Short exercise: Locate the lines of the listing below that hold "Frédéric", then copy each of them.

-- START Data listing --

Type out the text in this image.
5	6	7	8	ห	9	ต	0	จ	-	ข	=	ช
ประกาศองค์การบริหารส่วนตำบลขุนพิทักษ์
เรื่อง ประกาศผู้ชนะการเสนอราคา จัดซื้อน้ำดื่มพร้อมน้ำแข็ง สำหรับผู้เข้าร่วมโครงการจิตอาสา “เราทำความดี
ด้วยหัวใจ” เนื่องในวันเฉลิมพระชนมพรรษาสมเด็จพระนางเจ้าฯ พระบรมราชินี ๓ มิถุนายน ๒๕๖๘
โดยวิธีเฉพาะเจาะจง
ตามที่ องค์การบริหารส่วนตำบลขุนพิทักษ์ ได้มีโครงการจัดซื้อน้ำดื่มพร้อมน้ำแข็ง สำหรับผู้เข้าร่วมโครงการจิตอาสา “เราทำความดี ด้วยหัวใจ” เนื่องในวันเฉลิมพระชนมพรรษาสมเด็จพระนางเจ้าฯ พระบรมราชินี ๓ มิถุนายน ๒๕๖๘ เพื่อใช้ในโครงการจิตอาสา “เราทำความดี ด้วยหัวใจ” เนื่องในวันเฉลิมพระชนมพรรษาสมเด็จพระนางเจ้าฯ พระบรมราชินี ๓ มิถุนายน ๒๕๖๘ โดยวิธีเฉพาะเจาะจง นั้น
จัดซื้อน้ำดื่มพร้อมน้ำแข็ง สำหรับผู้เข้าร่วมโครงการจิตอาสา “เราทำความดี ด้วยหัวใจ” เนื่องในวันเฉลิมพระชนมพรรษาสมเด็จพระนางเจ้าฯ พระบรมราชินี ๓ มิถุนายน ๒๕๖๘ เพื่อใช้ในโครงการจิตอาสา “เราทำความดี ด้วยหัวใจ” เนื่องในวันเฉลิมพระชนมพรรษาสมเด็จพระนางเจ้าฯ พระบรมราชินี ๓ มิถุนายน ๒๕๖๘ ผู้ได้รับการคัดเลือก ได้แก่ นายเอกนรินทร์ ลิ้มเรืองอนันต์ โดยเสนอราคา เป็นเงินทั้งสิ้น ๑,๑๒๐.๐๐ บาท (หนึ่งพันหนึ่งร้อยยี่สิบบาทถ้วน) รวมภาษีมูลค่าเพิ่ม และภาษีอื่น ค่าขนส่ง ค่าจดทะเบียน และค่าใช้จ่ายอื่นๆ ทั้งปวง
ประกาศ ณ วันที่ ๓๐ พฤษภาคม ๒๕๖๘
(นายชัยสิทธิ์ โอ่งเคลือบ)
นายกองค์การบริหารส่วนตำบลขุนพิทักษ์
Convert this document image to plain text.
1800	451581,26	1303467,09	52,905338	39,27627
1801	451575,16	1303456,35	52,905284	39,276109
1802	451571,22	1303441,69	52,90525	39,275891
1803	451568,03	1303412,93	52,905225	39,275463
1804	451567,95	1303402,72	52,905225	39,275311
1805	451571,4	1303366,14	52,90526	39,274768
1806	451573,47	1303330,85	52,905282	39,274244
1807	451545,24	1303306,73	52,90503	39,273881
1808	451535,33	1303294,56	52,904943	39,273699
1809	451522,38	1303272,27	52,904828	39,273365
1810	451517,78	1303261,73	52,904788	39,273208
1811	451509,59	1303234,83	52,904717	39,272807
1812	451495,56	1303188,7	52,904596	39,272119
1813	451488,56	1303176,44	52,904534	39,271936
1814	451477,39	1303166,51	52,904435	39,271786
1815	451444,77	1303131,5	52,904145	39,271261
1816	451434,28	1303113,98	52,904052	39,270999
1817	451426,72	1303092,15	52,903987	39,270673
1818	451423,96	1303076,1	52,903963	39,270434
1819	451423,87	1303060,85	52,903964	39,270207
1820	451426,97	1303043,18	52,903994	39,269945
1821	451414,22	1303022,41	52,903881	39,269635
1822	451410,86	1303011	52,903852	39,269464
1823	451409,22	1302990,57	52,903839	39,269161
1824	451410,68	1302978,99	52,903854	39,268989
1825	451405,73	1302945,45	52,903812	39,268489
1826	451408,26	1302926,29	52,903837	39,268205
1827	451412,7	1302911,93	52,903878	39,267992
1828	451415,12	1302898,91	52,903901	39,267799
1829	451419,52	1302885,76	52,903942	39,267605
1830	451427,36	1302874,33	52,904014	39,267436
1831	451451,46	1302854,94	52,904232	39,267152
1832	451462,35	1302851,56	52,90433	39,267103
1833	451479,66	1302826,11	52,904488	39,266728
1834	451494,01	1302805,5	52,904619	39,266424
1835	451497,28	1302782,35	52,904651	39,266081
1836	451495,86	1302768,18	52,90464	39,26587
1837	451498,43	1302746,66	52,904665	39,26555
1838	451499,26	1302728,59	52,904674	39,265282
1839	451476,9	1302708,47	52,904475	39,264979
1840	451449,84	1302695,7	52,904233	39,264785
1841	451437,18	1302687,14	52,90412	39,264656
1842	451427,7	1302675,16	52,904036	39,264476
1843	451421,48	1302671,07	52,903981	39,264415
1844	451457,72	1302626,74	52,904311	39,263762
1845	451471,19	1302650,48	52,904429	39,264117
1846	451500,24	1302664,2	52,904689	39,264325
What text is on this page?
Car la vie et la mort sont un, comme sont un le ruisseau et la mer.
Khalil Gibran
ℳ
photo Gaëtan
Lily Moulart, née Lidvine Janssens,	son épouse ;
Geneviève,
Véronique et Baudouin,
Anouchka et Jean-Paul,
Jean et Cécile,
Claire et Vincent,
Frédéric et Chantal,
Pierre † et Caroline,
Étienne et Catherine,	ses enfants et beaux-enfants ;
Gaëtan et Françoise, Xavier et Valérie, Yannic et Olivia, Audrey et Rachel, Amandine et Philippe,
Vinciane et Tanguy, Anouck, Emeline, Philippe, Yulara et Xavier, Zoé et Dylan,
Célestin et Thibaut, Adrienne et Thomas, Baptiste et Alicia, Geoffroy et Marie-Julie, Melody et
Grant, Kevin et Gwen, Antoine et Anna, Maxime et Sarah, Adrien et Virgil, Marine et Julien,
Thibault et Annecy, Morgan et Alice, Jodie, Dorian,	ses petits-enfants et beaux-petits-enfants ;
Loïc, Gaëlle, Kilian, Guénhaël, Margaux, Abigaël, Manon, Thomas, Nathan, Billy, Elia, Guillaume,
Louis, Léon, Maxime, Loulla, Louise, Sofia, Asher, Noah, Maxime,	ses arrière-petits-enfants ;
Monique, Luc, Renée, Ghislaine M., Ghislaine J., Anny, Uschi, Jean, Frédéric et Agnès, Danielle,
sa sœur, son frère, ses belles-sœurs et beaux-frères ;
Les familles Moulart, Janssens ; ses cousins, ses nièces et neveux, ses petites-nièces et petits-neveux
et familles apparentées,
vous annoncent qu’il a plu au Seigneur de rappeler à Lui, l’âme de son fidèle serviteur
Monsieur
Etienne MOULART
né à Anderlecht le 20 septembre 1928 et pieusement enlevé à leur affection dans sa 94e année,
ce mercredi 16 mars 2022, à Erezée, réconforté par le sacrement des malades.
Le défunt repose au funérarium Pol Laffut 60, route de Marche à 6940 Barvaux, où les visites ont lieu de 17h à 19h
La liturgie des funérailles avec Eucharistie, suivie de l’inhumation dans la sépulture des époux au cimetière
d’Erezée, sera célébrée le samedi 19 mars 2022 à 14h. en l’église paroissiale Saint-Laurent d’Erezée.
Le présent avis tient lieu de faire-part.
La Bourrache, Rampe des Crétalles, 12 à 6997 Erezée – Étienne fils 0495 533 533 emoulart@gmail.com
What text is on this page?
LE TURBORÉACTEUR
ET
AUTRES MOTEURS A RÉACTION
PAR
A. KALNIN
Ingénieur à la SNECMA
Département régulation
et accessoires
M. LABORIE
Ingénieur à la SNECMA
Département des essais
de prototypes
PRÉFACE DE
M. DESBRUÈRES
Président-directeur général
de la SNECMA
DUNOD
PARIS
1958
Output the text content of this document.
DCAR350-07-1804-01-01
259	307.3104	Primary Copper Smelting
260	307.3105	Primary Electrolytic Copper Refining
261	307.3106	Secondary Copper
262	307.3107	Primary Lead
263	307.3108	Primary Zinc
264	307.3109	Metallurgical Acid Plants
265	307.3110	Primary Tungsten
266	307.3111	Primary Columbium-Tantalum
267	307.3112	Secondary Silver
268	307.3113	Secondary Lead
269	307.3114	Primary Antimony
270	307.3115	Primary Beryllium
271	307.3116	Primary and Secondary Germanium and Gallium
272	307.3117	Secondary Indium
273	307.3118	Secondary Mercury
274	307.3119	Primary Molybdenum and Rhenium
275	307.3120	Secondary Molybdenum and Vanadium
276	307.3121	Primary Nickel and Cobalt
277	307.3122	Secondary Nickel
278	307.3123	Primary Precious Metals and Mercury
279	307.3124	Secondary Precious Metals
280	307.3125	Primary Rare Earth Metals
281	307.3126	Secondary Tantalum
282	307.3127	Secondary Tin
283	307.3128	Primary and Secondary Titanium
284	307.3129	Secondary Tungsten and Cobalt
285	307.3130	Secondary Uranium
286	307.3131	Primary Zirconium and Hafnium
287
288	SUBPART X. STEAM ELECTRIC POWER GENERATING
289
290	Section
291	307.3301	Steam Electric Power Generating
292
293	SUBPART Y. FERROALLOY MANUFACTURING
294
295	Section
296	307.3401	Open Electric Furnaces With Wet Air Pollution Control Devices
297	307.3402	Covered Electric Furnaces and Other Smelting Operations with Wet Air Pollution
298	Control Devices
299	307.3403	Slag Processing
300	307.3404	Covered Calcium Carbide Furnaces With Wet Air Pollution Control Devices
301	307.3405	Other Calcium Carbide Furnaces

-- END Data listing --

Answer:
Frédéric et Chantal,
Monique, Luc, Renée, Ghislaine M., Ghislaine J., Anny, Uschi, Jean, Frédéric et Agnès, Danielle,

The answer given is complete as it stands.